Items from a data source:
********************

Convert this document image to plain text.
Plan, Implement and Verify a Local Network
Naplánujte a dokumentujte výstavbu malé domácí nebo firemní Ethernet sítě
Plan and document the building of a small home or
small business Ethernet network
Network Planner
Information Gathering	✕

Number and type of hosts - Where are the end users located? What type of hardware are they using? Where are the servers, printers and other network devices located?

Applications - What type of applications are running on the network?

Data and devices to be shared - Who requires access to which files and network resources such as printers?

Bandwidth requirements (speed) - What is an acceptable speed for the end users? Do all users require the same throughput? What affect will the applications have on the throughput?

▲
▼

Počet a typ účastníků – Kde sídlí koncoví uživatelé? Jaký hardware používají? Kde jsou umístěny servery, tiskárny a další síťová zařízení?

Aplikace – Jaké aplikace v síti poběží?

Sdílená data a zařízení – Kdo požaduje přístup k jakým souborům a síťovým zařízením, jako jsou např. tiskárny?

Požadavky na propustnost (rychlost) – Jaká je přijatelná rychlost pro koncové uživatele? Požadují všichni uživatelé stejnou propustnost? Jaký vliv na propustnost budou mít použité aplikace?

********************

* _WORK REQUIRED_:
Using the data above, reproduce every line exactly.

* _SOLUTION BELOW_:
Convert this document image to plain text.
Plan, Implement and Verify a Local Network
Naplánujte a dokumentujte výstavbu malé domácí nebo firemní Ethernet sítě
Plan and document the building of a small home or
small business Ethernet network
Network Planner
Information Gathering	✕

Number and type of hosts - Where are the end users located? What type of hardware are they using? Where are the servers, printers and other network devices located?

Applications - What type of applications are running on the network?

Data and devices to be shared - Who requires access to which files and network resources such as printers?

Bandwidth requirements (speed) - What is an acceptable speed for the end users? Do all users require the same throughput? What affect will the applications have on the throughput?

▲
▼

Počet a typ účastníků – Kde sídlí koncoví uživatelé? Jaký hardware používají? Kde jsou umístěny servery, tiskárny a další síťová zařízení?

Aplikace – Jaké aplikace v síti poběží?

Sdílená data a zařízení – Kdo požaduje přístup k jakým souborům a síťovým zařízením, jako jsou např. tiskárny?

Požadavky na propustnost (rychlost) – Jaká je přijatelná rychlost pro koncové uživatele? Požadují všichni uživatelé stejnou propustnost? Jaký vliv na propustnost budou mít použité aplikace?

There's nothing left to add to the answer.